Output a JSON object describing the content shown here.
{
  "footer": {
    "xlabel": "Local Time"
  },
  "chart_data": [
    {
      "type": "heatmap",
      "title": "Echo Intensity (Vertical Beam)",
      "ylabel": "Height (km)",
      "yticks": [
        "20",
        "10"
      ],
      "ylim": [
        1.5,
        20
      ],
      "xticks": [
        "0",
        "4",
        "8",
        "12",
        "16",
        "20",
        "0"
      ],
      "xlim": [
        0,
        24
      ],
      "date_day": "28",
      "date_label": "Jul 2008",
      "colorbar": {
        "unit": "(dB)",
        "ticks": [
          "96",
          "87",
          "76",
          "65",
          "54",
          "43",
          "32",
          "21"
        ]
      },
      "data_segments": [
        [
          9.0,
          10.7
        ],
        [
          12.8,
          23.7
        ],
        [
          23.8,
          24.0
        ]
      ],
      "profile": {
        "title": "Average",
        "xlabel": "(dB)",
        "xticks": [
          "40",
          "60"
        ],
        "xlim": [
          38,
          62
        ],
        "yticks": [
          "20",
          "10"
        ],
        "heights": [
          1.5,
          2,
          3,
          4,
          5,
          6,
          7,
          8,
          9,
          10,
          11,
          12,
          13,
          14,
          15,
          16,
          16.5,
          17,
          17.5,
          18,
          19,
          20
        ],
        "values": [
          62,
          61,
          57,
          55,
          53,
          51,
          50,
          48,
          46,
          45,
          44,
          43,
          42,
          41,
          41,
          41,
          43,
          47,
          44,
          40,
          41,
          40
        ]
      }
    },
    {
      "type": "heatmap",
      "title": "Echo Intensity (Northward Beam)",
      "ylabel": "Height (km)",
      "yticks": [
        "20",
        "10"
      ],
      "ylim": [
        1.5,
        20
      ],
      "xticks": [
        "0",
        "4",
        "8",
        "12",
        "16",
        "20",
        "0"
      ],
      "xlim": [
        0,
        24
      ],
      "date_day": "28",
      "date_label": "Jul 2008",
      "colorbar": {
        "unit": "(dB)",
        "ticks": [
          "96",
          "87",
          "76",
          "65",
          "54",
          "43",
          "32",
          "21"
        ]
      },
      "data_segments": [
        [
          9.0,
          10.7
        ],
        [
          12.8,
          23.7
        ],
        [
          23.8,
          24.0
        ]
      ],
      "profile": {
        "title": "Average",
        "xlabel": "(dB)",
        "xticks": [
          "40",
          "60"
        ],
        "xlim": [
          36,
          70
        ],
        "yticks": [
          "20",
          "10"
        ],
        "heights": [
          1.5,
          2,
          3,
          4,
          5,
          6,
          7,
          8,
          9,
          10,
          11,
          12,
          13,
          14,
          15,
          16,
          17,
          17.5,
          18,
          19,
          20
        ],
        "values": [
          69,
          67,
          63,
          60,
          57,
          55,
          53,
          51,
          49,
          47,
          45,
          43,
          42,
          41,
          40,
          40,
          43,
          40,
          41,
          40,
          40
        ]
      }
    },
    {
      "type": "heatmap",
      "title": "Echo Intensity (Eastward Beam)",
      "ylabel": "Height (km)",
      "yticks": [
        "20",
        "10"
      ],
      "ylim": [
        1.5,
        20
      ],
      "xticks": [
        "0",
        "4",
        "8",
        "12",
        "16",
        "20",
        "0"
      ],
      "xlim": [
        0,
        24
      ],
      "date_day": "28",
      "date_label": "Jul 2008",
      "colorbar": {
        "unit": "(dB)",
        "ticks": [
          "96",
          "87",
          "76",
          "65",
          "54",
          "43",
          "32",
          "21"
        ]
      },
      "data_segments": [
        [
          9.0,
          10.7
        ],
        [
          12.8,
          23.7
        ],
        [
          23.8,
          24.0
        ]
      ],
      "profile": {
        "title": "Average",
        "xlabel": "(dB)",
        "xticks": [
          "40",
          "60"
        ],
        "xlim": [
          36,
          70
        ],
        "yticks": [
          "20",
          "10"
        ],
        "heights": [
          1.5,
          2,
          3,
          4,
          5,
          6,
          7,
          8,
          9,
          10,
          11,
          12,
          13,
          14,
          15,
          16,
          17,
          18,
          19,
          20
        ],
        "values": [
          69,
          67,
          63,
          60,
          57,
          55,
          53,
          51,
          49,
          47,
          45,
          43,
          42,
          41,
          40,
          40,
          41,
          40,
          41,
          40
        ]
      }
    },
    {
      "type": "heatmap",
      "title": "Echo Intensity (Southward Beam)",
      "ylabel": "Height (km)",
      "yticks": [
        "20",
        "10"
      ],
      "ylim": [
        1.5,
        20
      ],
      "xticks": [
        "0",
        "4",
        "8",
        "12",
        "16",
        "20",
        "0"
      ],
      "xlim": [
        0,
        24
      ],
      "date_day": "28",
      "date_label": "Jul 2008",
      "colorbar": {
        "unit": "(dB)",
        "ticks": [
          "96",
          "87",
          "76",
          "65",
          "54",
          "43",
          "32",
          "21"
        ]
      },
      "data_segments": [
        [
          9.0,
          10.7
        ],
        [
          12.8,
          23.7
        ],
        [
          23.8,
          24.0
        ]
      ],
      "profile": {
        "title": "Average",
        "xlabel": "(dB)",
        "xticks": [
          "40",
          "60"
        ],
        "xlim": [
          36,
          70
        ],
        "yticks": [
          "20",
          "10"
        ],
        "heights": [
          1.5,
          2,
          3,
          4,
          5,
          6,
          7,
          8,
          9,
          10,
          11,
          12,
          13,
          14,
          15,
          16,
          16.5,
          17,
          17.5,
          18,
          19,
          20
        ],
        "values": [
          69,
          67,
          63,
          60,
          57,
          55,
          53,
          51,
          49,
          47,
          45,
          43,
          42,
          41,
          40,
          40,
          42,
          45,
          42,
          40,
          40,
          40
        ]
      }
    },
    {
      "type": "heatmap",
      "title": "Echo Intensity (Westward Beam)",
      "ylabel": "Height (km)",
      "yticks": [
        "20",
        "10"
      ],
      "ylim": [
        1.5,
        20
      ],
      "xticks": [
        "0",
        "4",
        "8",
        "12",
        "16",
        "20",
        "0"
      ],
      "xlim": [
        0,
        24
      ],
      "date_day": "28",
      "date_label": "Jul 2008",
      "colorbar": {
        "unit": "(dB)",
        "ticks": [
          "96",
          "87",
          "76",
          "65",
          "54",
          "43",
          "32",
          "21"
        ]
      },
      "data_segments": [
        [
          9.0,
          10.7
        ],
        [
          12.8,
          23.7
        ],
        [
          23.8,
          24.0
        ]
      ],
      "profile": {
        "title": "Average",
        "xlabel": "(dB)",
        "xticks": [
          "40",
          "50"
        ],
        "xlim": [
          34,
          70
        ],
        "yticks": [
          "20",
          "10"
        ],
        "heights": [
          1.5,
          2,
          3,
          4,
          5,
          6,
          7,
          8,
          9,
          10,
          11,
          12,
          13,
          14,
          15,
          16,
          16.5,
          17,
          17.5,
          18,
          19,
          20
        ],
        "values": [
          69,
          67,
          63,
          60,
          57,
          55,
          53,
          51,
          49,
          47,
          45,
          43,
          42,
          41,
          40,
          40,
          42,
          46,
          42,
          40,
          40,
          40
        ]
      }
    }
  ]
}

◆ ◆ ◆ ◆ ◆ ◆ ◆

Required work = Retype the whole listing above exactly.

Written response =
Output a JSON object describing the content shown here.
{
  "footer": {
    "xlabel": "Local Time"
  },
  "chart_data": [
    {
      "type": "heatmap",
      "title": "Echo Intensity (Vertical Beam)",
      "ylabel": "Height (km)",
      "yticks": [
        "20",
        "10"
      ],
      "ylim": [
        1.5,
        20
      ],
      "xticks": [
        "0",
        "4",
        "8",
        "12",
        "16",
        "20",
        "0"
      ],
      "xlim": [
        0,
        24
      ],
      "date_day": "28",
      "date_label": "Jul 2008",
      "colorbar": {
        "unit": "(dB)",
        "ticks": [
          "96",
          "87",
          "76",
          "65",
          "54",
          "43",
          "32",
          "21"
        ]
      },
      "data_segments": [
        [
          9.0,
          10.7
        ],
        [
          12.8,
          23.7
        ],
        [
          23.8,
          24.0
        ]
      ],
      "profile": {
        "title": "Average",
        "xlabel": "(dB)",
        "xticks": [
          "40",
          "60"
        ],
        "xlim": [
          38,
          62
        ],
        "yticks": [
          "20",
          "10"
        ],
        "heights": [
          1.5,
          2,
          3,
          4,
          5,
          6,
          7,
          8,
          9,
          10,
          11,
          12,
          13,
          14,
          15,
          16,
          16.5,
          17,
          17.5,
          18,
          19,
          20
        ],
        "values": [
          62,
          61,
          57,
          55,
          53,
          51,
          50,
          48,
          46,
          45,
          44,
          43,
          42,
          41,
          41,
          41,
          43,
          47,
          44,
          40,
          41,
          40
        ]
      }
    },
    {
      "type": "heatmap",
      "title": "Echo Intensity (Northward Beam)",
      "ylabel": "Height (km)",
      "yticks": [
        "20",
        "10"
      ],
      "ylim": [
        1.5,
        20
      ],
      "xticks": [
        "0",
        "4",
        "8",
        "12",
        "16",
        "20",
        "0"
      ],
      "xlim": [
        0,
        24
      ],
      "date_day": "28",
      "date_label": "Jul 2008",
      "colorbar": {
        "unit": "(dB)",
        "ticks": [
          "96",
          "87",
          "76",
          "65",
          "54",
          "43",
          "32",
          "21"
        ]
      },
      "data_segments": [
        [
          9.0,
          10.7
        ],
        [
          12.8,
          23.7
        ],
        [
          23.8,
          24.0
        ]
      ],
      "profile": {
        "title": "Average",
        "xlabel": "(dB)",
        "xticks": [
          "40",
          "60"
        ],
        "xlim": [
          36,
          70
        ],
        "yticks": [
          "20",
          "10"
        ],
        "heights": [
          1.5,
          2,
          3,
          4,
          5,
          6,
          7,
          8,
          9,
          10,
          11,
          12,
          13,
          14,
          15,
          16,
          17,
          17.5,
          18,
          19,
          20
        ],
        "values": [
          69,
          67,
          63,
          60,
          57,
          55,
          53,
          51,
          49,
          47,
          45,
          43,
          42,
          41,
          40,
          40,
          43,
          40,
          41,
          40,
          40
        ]
      }
    },
    {
      "type": "heatmap",
      "title": "Echo Intensity (Eastward Beam)",
      "ylabel": "Height (km)",
      "yticks": [
        "20",
        "10"
      ],
      "ylim": [
        1.5,
        20
      ],
      "xticks": [
        "0",
        "4",
        "8",
        "12",
        "16",
        "20",
        "0"
      ],
      "xlim": [
        0,
        24
      ],
      "date_day": "28",
      "date_label": "Jul 2008",
      "colorbar": {
        "unit": "(dB)",
        "ticks": [
          "96",
          "87",
          "76",
          "65",
          "54",
          "43",
          "32",
          "21"
        ]
      },
      "data_segments": [
        [
          9.0,
          10.7
        ],
        [
          12.8,
          23.7
        ],
        [
          23.8,
          24.0
        ]
      ],
      "profile": {
        "title": "Average",
        "xlabel": "(dB)",
        "xticks": [
          "40",
          "60"
        ],
        "xlim": [
          36,
          70
        ],
        "yticks": [
          "20",
          "10"
        ],
        "heights": [
          1.5,
          2,
          3,
          4,
          5,
          6,
          7,
          8,
          9,
          10,
          11,
          12,
          13,
          14,
          15,
          16,
          17,
          18,
          19,
          20
        ],
        "values": [
          69,
          67,
          63,
          60,
          57,
          55,
          53,
          51,
          49,
          47,
          45,
          43,
          42,
          41,
          40,
          40,
          41,
          40,
          41,
          40
        ]
      }
    },
    {
      "type": "heatmap",
      "title": "Echo Intensity (Southward Beam)",
      "ylabel": "Height (km)",
      "yticks": [
        "20",
        "10"
      ],
      "ylim": [
        1.5,
        20
      ],
      "xticks": [
        "0",
        "4",
        "8",
        "12",
        "16",
        "20",
        "0"
      ],
      "xlim": [
        0,
        24
      ],
      "date_day": "28",
      "date_label": "Jul 2008",
      "colorbar": {
        "unit": "(dB)",
        "ticks": [
          "96",
          "87",
          "76",
          "65",
          "54",
          "43",
          "32",
          "21"
        ]
      },
      "data_segments": [
        [
          9.0,
          10.7
        ],
        [
          12.8,
          23.7
        ],
        [
          23.8,
          24.0
        ]
      ],
      "profile": {
        "title": "Average",
        "xlabel": "(dB)",
        "xticks": [
          "40",
          "60"
        ],
        "xlim": [
          36,
          70
        ],
        "yticks": [
          "20",
          "10"
        ],
        "heights": [
          1.5,
          2,
          3,
          4,
          5,
          6,
          7,
          8,
          9,
          10,
          11,
          12,
          13,
          14,
          15,
          16,
          16.5,
          17,
          17.5,
          18,
          19,
          20
        ],
        "values": [
          69,
          67,
          63,
          60,
          57,
          55,
          53,
          51,
          49,
          47,
          45,
          43,
          42,
          41,
          40,
          40,
          42,
          45,
          42,
          40,
          40,
          40
        ]
      }
    },
    {
      "type": "heatmap",
      "title": "Echo Intensity (Westward Beam)",
      "ylabel": "Height (km)",
      "yticks": [
        "20",
        "10"
      ],
      "ylim": [
        1.5,
        20
      ],
      "xticks": [
        "0",
        "4",
        "8",
        "12",
        "16",
        "20",
        "0"
      ],
      "xlim": [
        0,
        24
      ],
      "date_day": "28",
      "date_label": "Jul 2008",
      "colorbar": {
        "unit": "(dB)",
        "ticks": [
          "96",
          "87",
          "76",
          "65",
          "54",
          "43",
          "32",
          "21"
        ]
      },
      "data_segments": [
        [
          9.0,
          10.7
        ],
        [
          12.8,
          23.7
        ],
        [
          23.8,
          24.0
        ]
      ],
      "profile": {
        "title": "Average",
        "xlabel": "(dB)",
        "xticks": [
          "40",
          "50"
        ],
        "xlim": [
          34,
          70
        ],
        "yticks": [
          "20",
          "10"
        ],
        "heights": [
          1.5,
          2,
          3,
          4,
          5,
          6,
          7,
          8,
          9,
          10,
          11,
          12,
          13,
          14,
          15,
          16,
          16.5,
          17,
          17.5,
          18,
          19,
          20
        ],
        "values": [
          69,
          67,
          63,
          60,
          57,
          55,
          53,
          51,
          49,
          47,
          45,
          43,
          42,
          41,
          40,
          40,
          42,
          46,
          42,
          40,
          40,
          40
        ]
      }
    }
  ]
}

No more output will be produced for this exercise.